# Written exercise
Answer with one number: how many lines hold "Température".

# Figure collection entries
┏━━
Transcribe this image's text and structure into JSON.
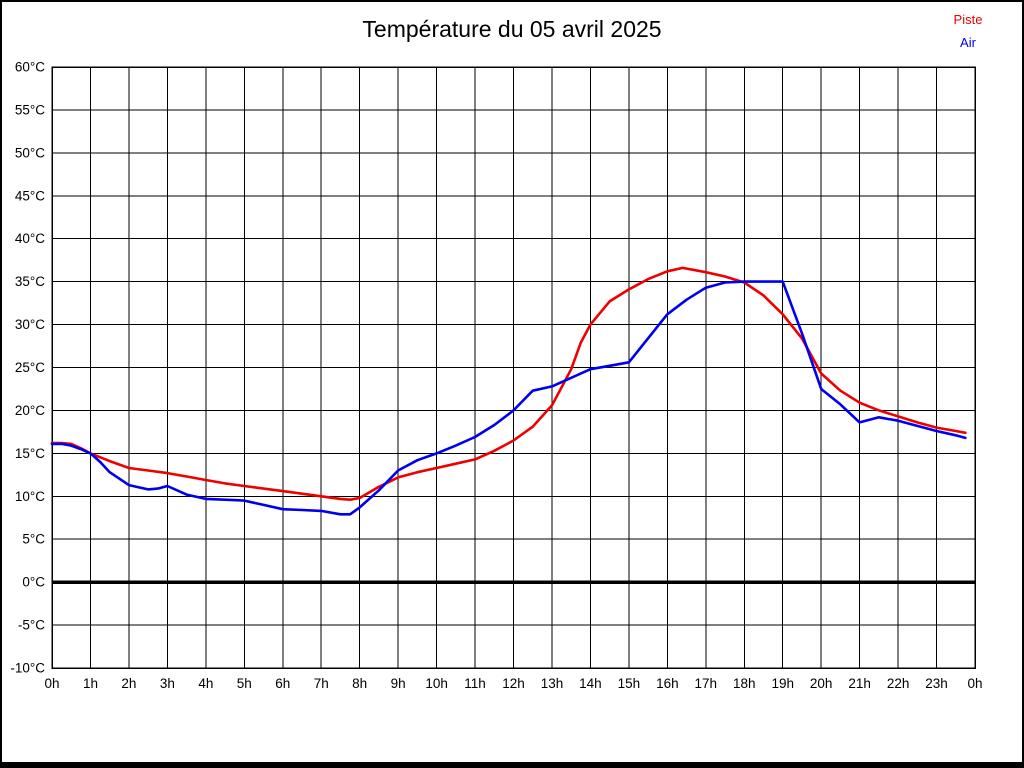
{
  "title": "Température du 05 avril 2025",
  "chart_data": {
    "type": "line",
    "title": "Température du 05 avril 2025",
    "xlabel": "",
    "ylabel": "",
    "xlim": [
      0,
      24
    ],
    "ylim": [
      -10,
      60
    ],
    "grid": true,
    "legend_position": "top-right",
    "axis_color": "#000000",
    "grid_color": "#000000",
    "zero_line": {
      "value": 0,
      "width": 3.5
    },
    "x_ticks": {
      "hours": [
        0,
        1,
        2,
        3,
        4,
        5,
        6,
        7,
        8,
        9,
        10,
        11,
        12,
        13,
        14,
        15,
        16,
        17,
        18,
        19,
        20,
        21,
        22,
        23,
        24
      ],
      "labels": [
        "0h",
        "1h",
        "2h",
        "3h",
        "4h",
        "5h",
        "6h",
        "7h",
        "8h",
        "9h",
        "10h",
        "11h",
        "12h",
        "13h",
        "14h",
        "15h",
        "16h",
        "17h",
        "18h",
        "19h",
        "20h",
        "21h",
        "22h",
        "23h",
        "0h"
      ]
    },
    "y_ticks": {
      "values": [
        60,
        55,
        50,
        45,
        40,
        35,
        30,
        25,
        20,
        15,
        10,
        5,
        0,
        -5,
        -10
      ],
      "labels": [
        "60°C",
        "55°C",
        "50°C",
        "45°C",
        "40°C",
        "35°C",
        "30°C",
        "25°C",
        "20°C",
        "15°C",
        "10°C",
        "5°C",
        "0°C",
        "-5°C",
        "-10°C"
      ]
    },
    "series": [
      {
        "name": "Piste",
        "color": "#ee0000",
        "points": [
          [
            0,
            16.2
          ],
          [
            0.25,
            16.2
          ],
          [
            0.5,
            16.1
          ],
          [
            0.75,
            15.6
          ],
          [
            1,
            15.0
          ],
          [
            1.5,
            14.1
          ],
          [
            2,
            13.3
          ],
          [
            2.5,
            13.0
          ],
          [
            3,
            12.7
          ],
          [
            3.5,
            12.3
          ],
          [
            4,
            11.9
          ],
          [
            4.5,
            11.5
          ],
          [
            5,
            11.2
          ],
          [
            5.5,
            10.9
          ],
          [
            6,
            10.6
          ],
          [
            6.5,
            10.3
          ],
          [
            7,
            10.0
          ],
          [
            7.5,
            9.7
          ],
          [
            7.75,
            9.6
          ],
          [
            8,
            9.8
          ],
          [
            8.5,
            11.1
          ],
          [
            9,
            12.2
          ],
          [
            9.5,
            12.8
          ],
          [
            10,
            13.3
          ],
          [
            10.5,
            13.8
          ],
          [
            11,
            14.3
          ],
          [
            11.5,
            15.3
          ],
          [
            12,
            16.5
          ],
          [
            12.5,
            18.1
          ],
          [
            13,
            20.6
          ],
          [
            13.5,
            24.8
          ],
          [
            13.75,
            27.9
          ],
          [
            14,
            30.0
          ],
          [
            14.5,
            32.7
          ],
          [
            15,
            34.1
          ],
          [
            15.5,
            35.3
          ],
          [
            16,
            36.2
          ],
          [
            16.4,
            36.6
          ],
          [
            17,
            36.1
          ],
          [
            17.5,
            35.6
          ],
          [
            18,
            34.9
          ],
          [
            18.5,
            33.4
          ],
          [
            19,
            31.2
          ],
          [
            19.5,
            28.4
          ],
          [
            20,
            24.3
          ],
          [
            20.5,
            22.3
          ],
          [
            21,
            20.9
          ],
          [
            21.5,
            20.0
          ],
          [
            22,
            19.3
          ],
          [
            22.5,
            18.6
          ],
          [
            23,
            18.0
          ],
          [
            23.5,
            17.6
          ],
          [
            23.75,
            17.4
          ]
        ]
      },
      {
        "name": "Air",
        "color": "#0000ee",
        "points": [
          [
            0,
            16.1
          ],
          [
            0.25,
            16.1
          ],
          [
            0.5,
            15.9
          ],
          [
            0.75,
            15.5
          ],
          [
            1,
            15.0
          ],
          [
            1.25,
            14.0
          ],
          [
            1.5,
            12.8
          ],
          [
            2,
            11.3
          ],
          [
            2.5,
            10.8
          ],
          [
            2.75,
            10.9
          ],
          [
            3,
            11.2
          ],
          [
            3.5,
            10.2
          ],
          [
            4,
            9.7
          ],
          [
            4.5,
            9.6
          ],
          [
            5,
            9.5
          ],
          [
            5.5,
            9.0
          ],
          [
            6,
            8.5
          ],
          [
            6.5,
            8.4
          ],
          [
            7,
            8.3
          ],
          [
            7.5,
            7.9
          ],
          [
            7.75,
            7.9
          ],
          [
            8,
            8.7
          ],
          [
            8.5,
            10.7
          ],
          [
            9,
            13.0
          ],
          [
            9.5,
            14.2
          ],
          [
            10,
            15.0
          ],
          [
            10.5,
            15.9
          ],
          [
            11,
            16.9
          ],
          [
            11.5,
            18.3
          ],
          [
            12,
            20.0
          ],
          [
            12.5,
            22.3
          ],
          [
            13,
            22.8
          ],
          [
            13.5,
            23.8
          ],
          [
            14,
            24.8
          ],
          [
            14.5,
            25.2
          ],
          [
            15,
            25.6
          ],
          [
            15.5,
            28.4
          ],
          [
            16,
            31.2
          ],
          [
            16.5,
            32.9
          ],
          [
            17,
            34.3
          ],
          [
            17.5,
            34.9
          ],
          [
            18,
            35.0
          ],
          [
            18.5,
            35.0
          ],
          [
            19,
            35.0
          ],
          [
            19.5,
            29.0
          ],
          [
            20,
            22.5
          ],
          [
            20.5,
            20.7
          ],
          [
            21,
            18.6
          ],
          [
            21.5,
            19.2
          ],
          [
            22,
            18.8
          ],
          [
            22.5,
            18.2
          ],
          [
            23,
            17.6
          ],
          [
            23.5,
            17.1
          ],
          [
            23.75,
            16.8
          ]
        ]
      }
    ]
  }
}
┗━━
# Solution
2